- Listing -
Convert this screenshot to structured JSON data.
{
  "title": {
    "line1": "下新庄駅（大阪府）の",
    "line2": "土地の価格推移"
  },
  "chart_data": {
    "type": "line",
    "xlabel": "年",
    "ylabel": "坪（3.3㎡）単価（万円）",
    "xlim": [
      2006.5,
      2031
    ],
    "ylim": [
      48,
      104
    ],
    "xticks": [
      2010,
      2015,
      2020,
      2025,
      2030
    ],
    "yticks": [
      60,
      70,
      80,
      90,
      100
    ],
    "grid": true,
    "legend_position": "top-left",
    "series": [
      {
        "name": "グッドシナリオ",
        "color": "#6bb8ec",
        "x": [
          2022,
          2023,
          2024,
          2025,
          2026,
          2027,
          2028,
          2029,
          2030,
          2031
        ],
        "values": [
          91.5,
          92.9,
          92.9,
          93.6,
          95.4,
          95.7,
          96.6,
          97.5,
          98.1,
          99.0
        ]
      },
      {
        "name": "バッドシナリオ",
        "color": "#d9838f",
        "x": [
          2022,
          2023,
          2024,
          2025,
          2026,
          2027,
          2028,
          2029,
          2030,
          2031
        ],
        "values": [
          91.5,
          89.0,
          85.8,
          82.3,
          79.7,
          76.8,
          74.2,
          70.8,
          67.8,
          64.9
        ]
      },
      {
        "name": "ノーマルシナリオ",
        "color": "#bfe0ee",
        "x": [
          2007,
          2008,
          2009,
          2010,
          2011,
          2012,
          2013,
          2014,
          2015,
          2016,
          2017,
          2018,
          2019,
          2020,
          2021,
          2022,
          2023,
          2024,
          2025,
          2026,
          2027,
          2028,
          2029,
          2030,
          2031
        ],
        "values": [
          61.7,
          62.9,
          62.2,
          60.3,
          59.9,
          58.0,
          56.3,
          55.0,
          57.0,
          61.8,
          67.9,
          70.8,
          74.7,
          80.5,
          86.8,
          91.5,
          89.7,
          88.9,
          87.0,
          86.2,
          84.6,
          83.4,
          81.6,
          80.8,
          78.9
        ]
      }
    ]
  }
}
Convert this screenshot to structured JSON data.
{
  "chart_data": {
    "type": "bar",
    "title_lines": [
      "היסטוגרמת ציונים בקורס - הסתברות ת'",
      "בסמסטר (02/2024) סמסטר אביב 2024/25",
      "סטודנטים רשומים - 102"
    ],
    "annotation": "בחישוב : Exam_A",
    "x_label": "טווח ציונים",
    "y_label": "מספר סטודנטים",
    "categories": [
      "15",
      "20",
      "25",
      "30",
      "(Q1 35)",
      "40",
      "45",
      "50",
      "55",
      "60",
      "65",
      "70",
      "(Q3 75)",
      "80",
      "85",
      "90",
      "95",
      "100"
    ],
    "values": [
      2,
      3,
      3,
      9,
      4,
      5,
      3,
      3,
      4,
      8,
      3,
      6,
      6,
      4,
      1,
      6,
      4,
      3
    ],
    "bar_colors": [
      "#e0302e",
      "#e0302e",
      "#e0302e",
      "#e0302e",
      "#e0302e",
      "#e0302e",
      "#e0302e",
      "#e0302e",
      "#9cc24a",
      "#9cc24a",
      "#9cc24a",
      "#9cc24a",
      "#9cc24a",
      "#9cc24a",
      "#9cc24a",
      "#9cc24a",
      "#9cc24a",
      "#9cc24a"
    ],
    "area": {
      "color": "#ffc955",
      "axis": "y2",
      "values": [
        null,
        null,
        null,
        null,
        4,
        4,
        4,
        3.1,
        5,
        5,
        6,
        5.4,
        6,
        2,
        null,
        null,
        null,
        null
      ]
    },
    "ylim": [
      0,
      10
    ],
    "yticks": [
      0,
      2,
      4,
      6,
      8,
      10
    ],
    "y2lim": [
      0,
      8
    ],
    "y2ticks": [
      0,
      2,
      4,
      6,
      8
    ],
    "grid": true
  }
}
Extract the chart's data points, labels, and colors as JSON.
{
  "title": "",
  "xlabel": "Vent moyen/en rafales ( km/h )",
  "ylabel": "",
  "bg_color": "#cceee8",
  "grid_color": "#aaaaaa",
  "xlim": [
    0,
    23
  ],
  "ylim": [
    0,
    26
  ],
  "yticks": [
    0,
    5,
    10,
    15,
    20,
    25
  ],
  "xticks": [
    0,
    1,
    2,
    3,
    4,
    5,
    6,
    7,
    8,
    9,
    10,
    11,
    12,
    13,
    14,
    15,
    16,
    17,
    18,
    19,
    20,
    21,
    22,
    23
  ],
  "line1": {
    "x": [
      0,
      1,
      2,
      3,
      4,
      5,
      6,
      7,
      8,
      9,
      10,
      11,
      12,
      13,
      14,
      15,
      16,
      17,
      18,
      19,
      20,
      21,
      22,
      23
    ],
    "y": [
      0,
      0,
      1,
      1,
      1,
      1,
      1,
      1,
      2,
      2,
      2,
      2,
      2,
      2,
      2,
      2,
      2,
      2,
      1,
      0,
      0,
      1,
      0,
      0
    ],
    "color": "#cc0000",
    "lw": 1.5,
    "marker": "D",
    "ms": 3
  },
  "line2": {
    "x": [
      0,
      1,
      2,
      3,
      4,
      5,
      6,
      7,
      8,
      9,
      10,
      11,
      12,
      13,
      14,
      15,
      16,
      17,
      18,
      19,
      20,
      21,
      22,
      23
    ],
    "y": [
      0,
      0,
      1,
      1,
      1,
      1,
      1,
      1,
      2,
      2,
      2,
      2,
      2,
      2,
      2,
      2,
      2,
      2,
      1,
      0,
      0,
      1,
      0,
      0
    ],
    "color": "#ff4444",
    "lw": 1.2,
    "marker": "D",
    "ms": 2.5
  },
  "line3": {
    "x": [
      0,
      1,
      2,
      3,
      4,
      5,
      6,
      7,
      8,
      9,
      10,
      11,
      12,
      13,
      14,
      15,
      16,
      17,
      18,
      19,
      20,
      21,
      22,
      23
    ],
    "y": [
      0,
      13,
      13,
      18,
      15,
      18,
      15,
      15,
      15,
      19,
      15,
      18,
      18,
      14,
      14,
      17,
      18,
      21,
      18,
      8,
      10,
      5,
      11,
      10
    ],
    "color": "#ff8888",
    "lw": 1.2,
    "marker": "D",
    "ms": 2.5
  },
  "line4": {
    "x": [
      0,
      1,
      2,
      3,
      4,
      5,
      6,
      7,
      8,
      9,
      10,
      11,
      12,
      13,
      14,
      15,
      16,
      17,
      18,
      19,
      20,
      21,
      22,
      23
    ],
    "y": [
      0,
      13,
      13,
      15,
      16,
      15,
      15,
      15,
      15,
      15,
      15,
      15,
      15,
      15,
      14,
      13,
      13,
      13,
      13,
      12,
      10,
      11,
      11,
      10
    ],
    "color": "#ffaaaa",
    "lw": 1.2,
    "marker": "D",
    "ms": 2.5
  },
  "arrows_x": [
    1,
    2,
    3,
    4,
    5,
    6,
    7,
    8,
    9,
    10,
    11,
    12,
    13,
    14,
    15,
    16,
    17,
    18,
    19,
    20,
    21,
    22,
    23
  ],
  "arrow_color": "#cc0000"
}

- Objective -
Please set down each line of the records exactly as given.

- Reply -
Convert this screenshot to structured JSON data.
{
  "title": {
    "line1": "下新庄駅（大阪府）の",
    "line2": "土地の価格推移"
  },
  "chart_data": {
    "type": "line",
    "xlabel": "年",
    "ylabel": "坪（3.3㎡）単価（万円）",
    "xlim": [
      2006.5,
      2031
    ],
    "ylim": [
      48,
      104
    ],
    "xticks": [
      2010,
      2015,
      2020,
      2025,
      2030
    ],
    "yticks": [
      60,
      70,
      80,
      90,
      100
    ],
    "grid": true,
    "legend_position": "top-left",
    "series": [
      {
        "name": "グッドシナリオ",
        "color": "#6bb8ec",
        "x": [
          2022,
          2023,
          2024,
          2025,
          2026,
          2027,
          2028,
          2029,
          2030,
          2031
        ],
        "values": [
          91.5,
          92.9,
          92.9,
          93.6,
          95.4,
          95.7,
          96.6,
          97.5,
          98.1,
          99.0
        ]
      },
      {
        "name": "バッドシナリオ",
        "color": "#d9838f",
        "x": [
          2022,
          2023,
          2024,
          2025,
          2026,
          2027,
          2028,
          2029,
          2030,
          2031
        ],
        "values": [
          91.5,
          89.0,
          85.8,
          82.3,
          79.7,
          76.8,
          74.2,
          70.8,
          67.8,
          64.9
        ]
      },
      {
        "name": "ノーマルシナリオ",
        "color": "#bfe0ee",
        "x": [
          2007,
          2008,
          2009,
          2010,
          2011,
          2012,
          2013,
          2014,
          2015,
          2016,
          2017,
          2018,
          2019,
          2020,
          2021,
          2022,
          2023,
          2024,
          2025,
          2026,
          2027,
          2028,
          2029,
          2030,
          2031
        ],
        "values": [
          61.7,
          62.9,
          62.2,
          60.3,
          59.9,
          58.0,
          56.3,
          55.0,
          57.0,
          61.8,
          67.9,
          70.8,
          74.7,
          80.5,
          86.8,
          91.5,
          89.7,
          88.9,
          87.0,
          86.2,
          84.6,
          83.4,
          81.6,
          80.8,
          78.9
        ]
      }
    ]
  }
}
Convert this screenshot to structured JSON data.
{
  "chart_data": {
    "type": "bar",
    "title_lines": [
      "היסטוגרמת ציונים בקורס - הסתברות ת'",
      "בסמסטר (02/2024) סמסטר אביב 2024/25",
      "סטודנטים רשומים - 102"
    ],
    "annotation": "בחישוב : Exam_A",
    "x_label": "טווח ציונים",
    "y_label": "מספר סטודנטים",
    "categories": [
      "15",
      "20",
      "25",
      "30",
      "(Q1 35)",
      "40",
      "45",
      "50",
      "55",
      "60",
      "65",
      "70",
      "(Q3 75)",
      "80",
      "85",
      "90",
      "95",
      "100"
    ],
    "values": [
      2,
      3,
      3,
      9,
      4,
      5,
      3,
      3,
      4,
      8,
      3,
      6,
      6,
      4,
      1,
      6,
      4,
      3
    ],
    "bar_colors": [
      "#e0302e",
      "#e0302e",
      "#e0302e",
      "#e0302e",
      "#e0302e",
      "#e0302e",
      "#e0302e",
      "#e0302e",
      "#9cc24a",
      "#9cc24a",
      "#9cc24a",
      "#9cc24a",
      "#9cc24a",
      "#9cc24a",
      "#9cc24a",
      "#9cc24a",
      "#9cc24a",
      "#9cc24a"
    ],
    "area": {
      "color": "#ffc955",
      "axis": "y2",
      "values": [
        null,
        null,
        null,
        null,
        4,
        4,
        4,
        3.1,
        5,
        5,
        6,
        5.4,
        6,
        2,
        null,
        null,
        null,
        null
      ]
    },
    "ylim": [
      0,
      10
    ],
    "yticks": [
      0,
      2,
      4,
      6,
      8,
      10
    ],
    "y2lim": [
      0,
      8
    ],
    "y2ticks": [
      0,
      2,
      4,
      6,
      8
    ],
    "grid": true
  }
}
Extract the chart's data points, labels, and colors as JSON.
{
  "title": "",
  "xlabel": "Vent moyen/en rafales ( km/h )",
  "ylabel": "",
  "bg_color": "#cceee8",
  "grid_color": "#aaaaaa",
  "xlim": [
    0,
    23
  ],
  "ylim": [
    0,
    26
  ],
  "yticks": [
    0,
    5,
    10,
    15,
    20,
    25
  ],
  "xticks": [
    0,
    1,
    2,
    3,
    4,
    5,
    6,
    7,
    8,
    9,
    10,
    11,
    12,
    13,
    14,
    15,
    16,
    17,
    18,
    19,
    20,
    21,
    22,
    23
  ],
  "line1": {
    "x": [
      0,
      1,
      2,
      3,
      4,
      5,
      6,
      7,
      8,
      9,
      10,
      11,
      12,
      13,
      14,
      15,
      16,
      17,
      18,
      19,
      20,
      21,
      22,
      23
    ],
    "y": [
      0,
      0,
      1,
      1,
      1,
      1,
      1,
      1,
      2,
      2,
      2,
      2,
      2,
      2,
      2,
      2,
      2,
      2,
      1,
      0,
      0,
      1,
      0,
      0
    ],
    "color": "#cc0000",
    "lw": 1.5,
    "marker": "D",
    "ms": 3
  },
  "line2": {
    "x": [
      0,
      1,
      2,
      3,
      4,
      5,
      6,
      7,
      8,
      9,
      10,
      11,
      12,
      13,
      14,
      15,
      16,
      17,
      18,
      19,
      20,
      21,
      22,
      23
    ],
    "y": [
      0,
      0,
      1,
      1,
      1,
      1,
      1,
      1,
      2,
      2,
      2,
      2,
      2,
      2,
      2,
      2,
      2,
      2,
      1,
      0,
      0,
      1,
      0,
      0
    ],
    "color": "#ff4444",
    "lw": 1.2,
    "marker": "D",
    "ms": 2.5
  },
  "line3": {
    "x": [
      0,
      1,
      2,
      3,
      4,
      5,
      6,
      7,
      8,
      9,
      10,
      11,
      12,
      13,
      14,
      15,
      16,
      17,
      18,
      19,
      20,
      21,
      22,
      23
    ],
    "y": [
      0,
      13,
      13,
      18,
      15,
      18,
      15,
      15,
      15,
      19,
      15,
      18,
      18,
      14,
      14,
      17,
      18,
      21,
      18,
      8,
      10,
      5,
      11,
      10
    ],
    "color": "#ff8888",
    "lw": 1.2,
    "marker": "D",
    "ms": 2.5
  },
  "line4": {
    "x": [
      0,
      1,
      2,
      3,
      4,
      5,
      6,
      7,
      8,
      9,
      10,
      11,
      12,
      13,
      14,
      15,
      16,
      17,
      18,
      19,
      20,
      21,
      22,
      23
    ],
    "y": [
      0,
      13,
      13,
      15,
      16,
      15,
      15,
      15,
      15,
      15,
      15,
      15,
      15,
      15,
      14,
      13,
      13,
      13,
      13,
      12,
      10,
      11,
      11,
      10
    ],
    "color": "#ffaaaa",
    "lw": 1.2,
    "marker": "D",
    "ms": 2.5
  },
  "arrows_x": [
    1,
    2,
    3,
    4,
    5,
    6,
    7,
    8,
    9,
    10,
    11,
    12,
    13,
    14,
    15,
    16,
    17,
    18,
    19,
    20,
    21,
    22,
    23
  ],
  "arrow_color": "#cc0000"
}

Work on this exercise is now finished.